Figure collection entries:
----
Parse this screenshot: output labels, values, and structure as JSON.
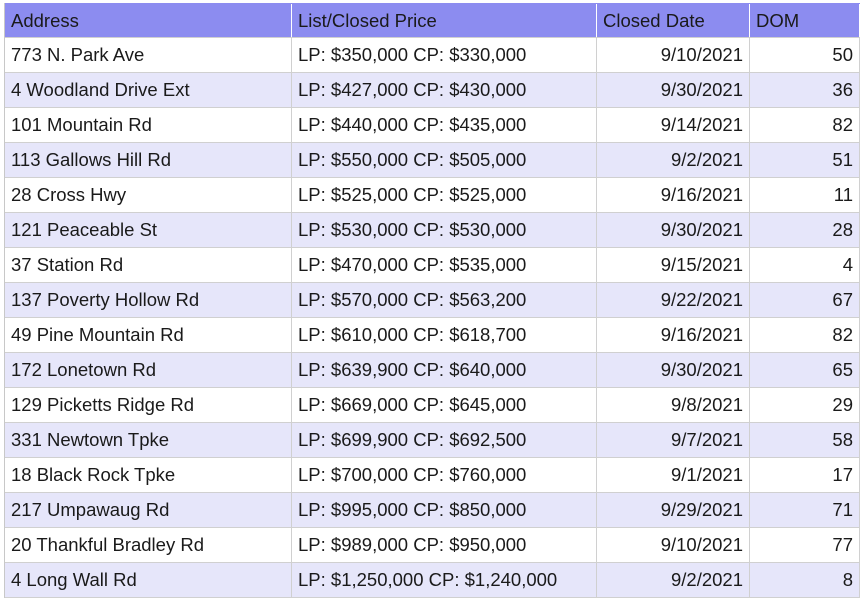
{
  "table": {
    "columns": [
      "Address",
      "List/Closed Price",
      "Closed Date",
      "DOM"
    ],
    "rows": [
      [
        "773 N. Park Ave",
        "LP: $350,000 CP: $330,000",
        "9/10/2021",
        50
      ],
      [
        "4 Woodland Drive Ext",
        "LP: $427,000 CP: $430,000",
        "9/30/2021",
        36
      ],
      [
        "101 Mountain Rd",
        "LP: $440,000 CP: $435,000",
        "9/14/2021",
        82
      ],
      [
        "113 Gallows Hill Rd",
        "LP: $550,000 CP: $505,000",
        "9/2/2021",
        51
      ],
      [
        "28 Cross Hwy",
        "LP: $525,000 CP: $525,000",
        "9/16/2021",
        11
      ],
      [
        "121 Peaceable St",
        "LP: $530,000 CP: $530,000",
        "9/30/2021",
        28
      ],
      [
        "37 Station Rd",
        "LP: $470,000 CP: $535,000",
        "9/15/2021",
        4
      ],
      [
        "137 Poverty Hollow Rd",
        "LP: $570,000 CP: $563,200",
        "9/22/2021",
        67
      ],
      [
        "49 Pine Mountain Rd",
        "LP: $610,000 CP: $618,700",
        "9/16/2021",
        82
      ],
      [
        "172 Lonetown Rd",
        "LP: $639,900 CP: $640,000",
        "9/30/2021",
        65
      ],
      [
        "129 Picketts Ridge Rd",
        "LP: $669,000 CP: $645,000",
        "9/8/2021",
        29
      ],
      [
        "331 Newtown Tpke",
        "LP: $699,900 CP: $692,500",
        "9/7/2021",
        58
      ],
      [
        "18 Black Rock Tpke",
        "LP: $700,000 CP: $760,000",
        "9/1/2021",
        17
      ],
      [
        "217 Umpawaug Rd",
        "LP: $995,000 CP: $850,000",
        "9/29/2021",
        71
      ],
      [
        "20 Thankful Bradley Rd",
        "LP: $989,000 CP: $950,000",
        "9/10/2021",
        77
      ],
      [
        "4 Long Wall Rd",
        "LP: $1,250,000 CP: $1,240,000",
        "9/2/2021",
        8
      ]
    ]
  }
}
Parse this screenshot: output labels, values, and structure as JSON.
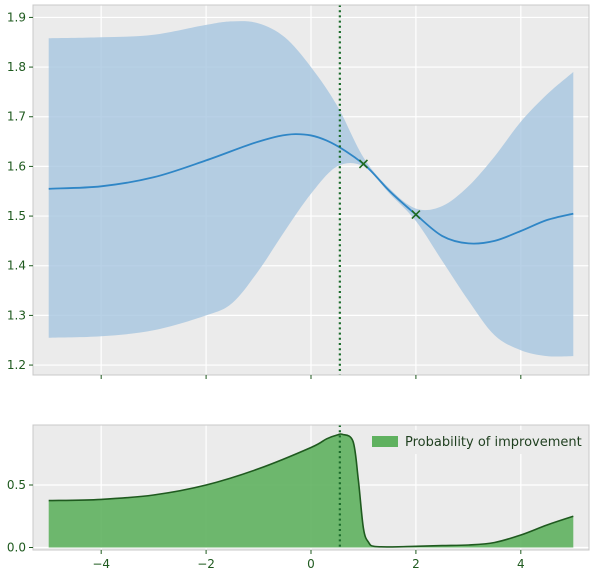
{
  "chart_data": [
    {
      "type": "line",
      "title": "",
      "xlabel": "",
      "ylabel": "",
      "xlim": [
        -5.3,
        5.3
      ],
      "ylim": [
        1.18,
        1.925
      ],
      "grid": true,
      "xticks": [
        -4,
        -2,
        0,
        2,
        4
      ],
      "yticks": [
        1.2,
        1.3,
        1.4,
        1.5,
        1.6,
        1.7,
        1.8,
        1.9
      ],
      "ytick_labels": [
        "1.2",
        "1.3",
        "1.4",
        "1.5",
        "1.6",
        "1.7",
        "1.8",
        "1.9"
      ],
      "series": [
        {
          "kind": "mean",
          "x": [
            -5,
            -4,
            -3,
            -2,
            -1,
            -0.3,
            0.3,
            1,
            1.5,
            2,
            2.5,
            3,
            3.5,
            4,
            4.5,
            5
          ],
          "y": [
            1.555,
            1.56,
            1.578,
            1.612,
            1.65,
            1.665,
            1.652,
            1.605,
            1.55,
            1.503,
            1.46,
            1.445,
            1.45,
            1.47,
            1.492,
            1.505
          ]
        },
        {
          "kind": "confidence_band",
          "x": [
            -5,
            -4,
            -3,
            -2,
            -1.5,
            -1,
            -0.5,
            0,
            0.5,
            1,
            1.5,
            2,
            2.5,
            3,
            3.5,
            4,
            4.5,
            5
          ],
          "upper": [
            1.858,
            1.86,
            1.865,
            1.885,
            1.892,
            1.888,
            1.86,
            1.8,
            1.722,
            1.618,
            1.555,
            1.515,
            1.52,
            1.56,
            1.62,
            1.69,
            1.745,
            1.79
          ],
          "lower": [
            1.255,
            1.258,
            1.27,
            1.3,
            1.325,
            1.39,
            1.47,
            1.545,
            1.6,
            1.6,
            1.545,
            1.49,
            1.41,
            1.33,
            1.26,
            1.23,
            1.218,
            1.218
          ]
        }
      ],
      "observations": [
        {
          "x": 1,
          "y": 1.605
        },
        {
          "x": 2,
          "y": 1.503
        }
      ],
      "vline_x": 0.55
    },
    {
      "type": "area",
      "title": "",
      "xlabel": "",
      "ylabel": "",
      "xlim": [
        -5.3,
        5.3
      ],
      "ylim": [
        -0.02,
        0.98
      ],
      "grid": true,
      "xticks": [
        -4,
        -2,
        0,
        2,
        4
      ],
      "xtick_labels": [
        "−4",
        "−2",
        "0",
        "2",
        "4"
      ],
      "yticks": [
        0.0,
        0.5
      ],
      "ytick_labels": [
        "0.0",
        "0.5"
      ],
      "legend_position": "top-right",
      "series": [
        {
          "name": "Probability of improvement",
          "color": "#5fb15f",
          "x": [
            -5,
            -4,
            -3,
            -2,
            -1,
            0,
            0.3,
            0.5,
            0.6,
            0.8,
            0.9,
            1.0,
            1.1,
            1.2,
            1.5,
            2,
            2.5,
            3,
            3.5,
            4,
            4.5,
            5
          ],
          "y": [
            0.375,
            0.385,
            0.42,
            0.5,
            0.63,
            0.8,
            0.87,
            0.9,
            0.905,
            0.85,
            0.55,
            0.15,
            0.04,
            0.01,
            0.005,
            0.01,
            0.015,
            0.02,
            0.04,
            0.1,
            0.18,
            0.25
          ]
        }
      ],
      "vline_x": 0.55
    }
  ]
}
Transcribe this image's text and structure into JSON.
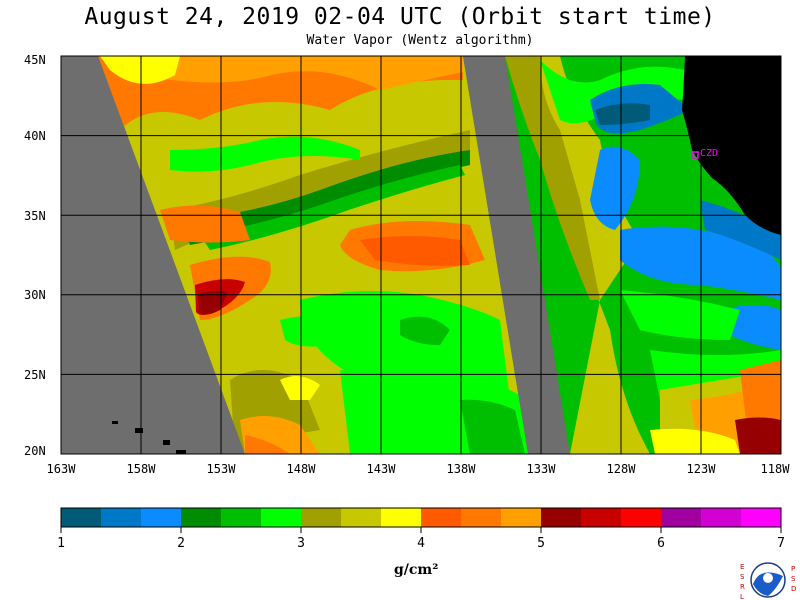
{
  "title": "August 24, 2019  02-04 UTC  (Orbit start time)",
  "subtitle": "Water Vapor (Wentz algorithm)",
  "lat_ticks": [
    "45N",
    "40N",
    "35N",
    "30N",
    "25N",
    "20N"
  ],
  "lon_ticks": [
    "163W",
    "158W",
    "153W",
    "148W",
    "143W",
    "138W",
    "133W",
    "128W",
    "123W",
    "118W"
  ],
  "station_label": "CZD",
  "colorbar": {
    "ticks": [
      "1",
      "2",
      "3",
      "4",
      "5",
      "6",
      "7"
    ],
    "unit": "g/cm²",
    "colors": [
      "#005a78",
      "#0078c8",
      "#0a8cff",
      "#008c00",
      "#00be00",
      "#00ff00",
      "#a0a000",
      "#c8c800",
      "#ffff00",
      "#ff5a00",
      "#ff7800",
      "#ffa000",
      "#960000",
      "#c80000",
      "#ff0000",
      "#a000a0",
      "#d200d2",
      "#ff00ff"
    ]
  },
  "logo": {
    "left_text": "ESRL",
    "right_text": "PSD",
    "center_text": "NOAA"
  }
}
----
▸ Task prompt
Take the listing and print it again exactly, but without any pictures.

▸ Answer to the problem
Parse this screenshot: output labels, values, and structure as JSON.
{
  "table": {
    "columns": [
      "Address",
      "List/Closed Price",
      "Closed Date",
      "DOM"
    ],
    "rows": [
      [
        "773 N. Park Ave",
        "LP: $350,000 CP: $330,000",
        "9/10/2021",
        50
      ],
      [
        "4 Woodland Drive Ext",
        "LP: $427,000 CP: $430,000",
        "9/30/2021",
        36
      ],
      [
        "101 Mountain Rd",
        "LP: $440,000 CP: $435,000",
        "9/14/2021",
        82
      ],
      [
        "113 Gallows Hill Rd",
        "LP: $550,000 CP: $505,000",
        "9/2/2021",
        51
      ],
      [
        "28 Cross Hwy",
        "LP: $525,000 CP: $525,000",
        "9/16/2021",
        11
      ],
      [
        "121 Peaceable St",
        "LP: $530,000 CP: $530,000",
        "9/30/2021",
        28
      ],
      [
        "37 Station Rd",
        "LP: $470,000 CP: $535,000",
        "9/15/2021",
        4
      ],
      [
        "137 Poverty Hollow Rd",
        "LP: $570,000 CP: $563,200",
        "9/22/2021",
        67
      ],
      [
        "49 Pine Mountain Rd",
        "LP: $610,000 CP: $618,700",
        "9/16/2021",
        82
      ],
      [
        "172 Lonetown Rd",
        "LP: $639,900 CP: $640,000",
        "9/30/2021",
        65
      ],
      [
        "129 Picketts Ridge Rd",
        "LP: $669,000 CP: $645,000",
        "9/8/2021",
        29
      ],
      [
        "331 Newtown Tpke",
        "LP: $699,900 CP: $692,500",
        "9/7/2021",
        58
      ],
      [
        "18 Black Rock Tpke",
        "LP: $700,000 CP: $760,000",
        "9/1/2021",
        17
      ],
      [
        "217 Umpawaug Rd",
        "LP: $995,000 CP: $850,000",
        "9/29/2021",
        71
      ],
      [
        "20 Thankful Bradley Rd",
        "LP: $989,000 CP: $950,000",
        "9/10/2021",
        77
      ],
      [
        "4 Long Wall Rd",
        "LP: $1,250,000 CP: $1,240,000",
        "9/2/2021",
        8
      ]
    ]
  }
}
Parse this screenshot: output labels, values, and structure as JSON.
{
  "chart_data": [
    {
      "type": "line",
      "title": "",
      "xlabel": "",
      "ylabel": "",
      "xlim": [
        -5.3,
        5.3
      ],
      "ylim": [
        1.18,
        1.925
      ],
      "grid": true,
      "xticks": [
        -4,
        -2,
        0,
        2,
        4
      ],
      "yticks": [
        1.2,
        1.3,
        1.4,
        1.5,
        1.6,
        1.7,
        1.8,
        1.9
      ],
      "ytick_labels": [
        "1.2",
        "1.3",
        "1.4",
        "1.5",
        "1.6",
        "1.7",
        "1.8",
        "1.9"
      ],
      "series": [
        {
          "kind": "mean",
          "x": [
            -5,
            -4,
            -3,
            -2,
            -1,
            -0.3,
            0.3,
            1,
            1.5,
            2,
            2.5,
            3,
            3.5,
            4,
            4.5,
            5
          ],
          "y": [
            1.555,
            1.56,
            1.578,
            1.612,
            1.65,
            1.665,
            1.652,
            1.605,
            1.55,
            1.503,
            1.46,
            1.445,
            1.45,
            1.47,
            1.492,
            1.505
          ]
        },
        {
          "kind": "confidence_band",
          "x": [
            -5,
            -4,
            -3,
            -2,
            -1.5,
            -1,
            -0.5,
            0,
            0.5,
            1,
            1.5,
            2,
            2.5,
            3,
            3.5,
            4,
            4.5,
            5
          ],
          "upper": [
            1.858,
            1.86,
            1.865,
            1.885,
            1.892,
            1.888,
            1.86,
            1.8,
            1.722,
            1.618,
            1.555,
            1.515,
            1.52,
            1.56,
            1.62,
            1.69,
            1.745,
            1.79
          ],
          "lower": [
            1.255,
            1.258,
            1.27,
            1.3,
            1.325,
            1.39,
            1.47,
            1.545,
            1.6,
            1.6,
            1.545,
            1.49,
            1.41,
            1.33,
            1.26,
            1.23,
            1.218,
            1.218
          ]
        }
      ],
      "observations": [
        {
          "x": 1,
          "y": 1.605
        },
        {
          "x": 2,
          "y": 1.503
        }
      ],
      "vline_x": 0.55
    },
    {
      "type": "area",
      "title": "",
      "xlabel": "",
      "ylabel": "",
      "xlim": [
        -5.3,
        5.3
      ],
      "ylim": [
        -0.02,
        0.98
      ],
      "grid": true,
      "xticks": [
        -4,
        -2,
        0,
        2,
        4
      ],
      "xtick_labels": [
        "−4",
        "−2",
        "0",
        "2",
        "4"
      ],
      "yticks": [
        0.0,
        0.5
      ],
      "ytick_labels": [
        "0.0",
        "0.5"
      ],
      "legend_position": "top-right",
      "series": [
        {
          "name": "Probability of improvement",
          "color": "#5fb15f",
          "x": [
            -5,
            -4,
            -3,
            -2,
            -1,
            0,
            0.3,
            0.5,
            0.6,
            0.8,
            0.9,
            1.0,
            1.1,
            1.2,
            1.5,
            2,
            2.5,
            3,
            3.5,
            4,
            4.5,
            5
          ],
          "y": [
            0.375,
            0.385,
            0.42,
            0.5,
            0.63,
            0.8,
            0.87,
            0.9,
            0.905,
            0.85,
            0.55,
            0.15,
            0.04,
            0.01,
            0.005,
            0.01,
            0.015,
            0.02,
            0.04,
            0.1,
            0.18,
            0.25
          ]
        }
      ],
      "vline_x": 0.55
    }
  ]
}
Transcribe this image's text and structure into JSON.
{
  "title": "August 24, 2019  02-04 UTC  (Orbit start time)",
  "subtitle": "Water Vapor (Wentz algorithm)",
  "lat_ticks": [
    "45N",
    "40N",
    "35N",
    "30N",
    "25N",
    "20N"
  ],
  "lon_ticks": [
    "163W",
    "158W",
    "153W",
    "148W",
    "143W",
    "138W",
    "133W",
    "128W",
    "123W",
    "118W"
  ],
  "station_label": "CZD",
  "colorbar": {
    "ticks": [
      "1",
      "2",
      "3",
      "4",
      "5",
      "6",
      "7"
    ],
    "unit": "g/cm²",
    "colors": [
      "#005a78",
      "#0078c8",
      "#0a8cff",
      "#008c00",
      "#00be00",
      "#00ff00",
      "#a0a000",
      "#c8c800",
      "#ffff00",
      "#ff5a00",
      "#ff7800",
      "#ffa000",
      "#960000",
      "#c80000",
      "#ff0000",
      "#a000a0",
      "#d200d2",
      "#ff00ff"
    ]
  },
  "logo": {
    "left_text": "ESRL",
    "right_text": "PSD",
    "center_text": "NOAA"
  }
}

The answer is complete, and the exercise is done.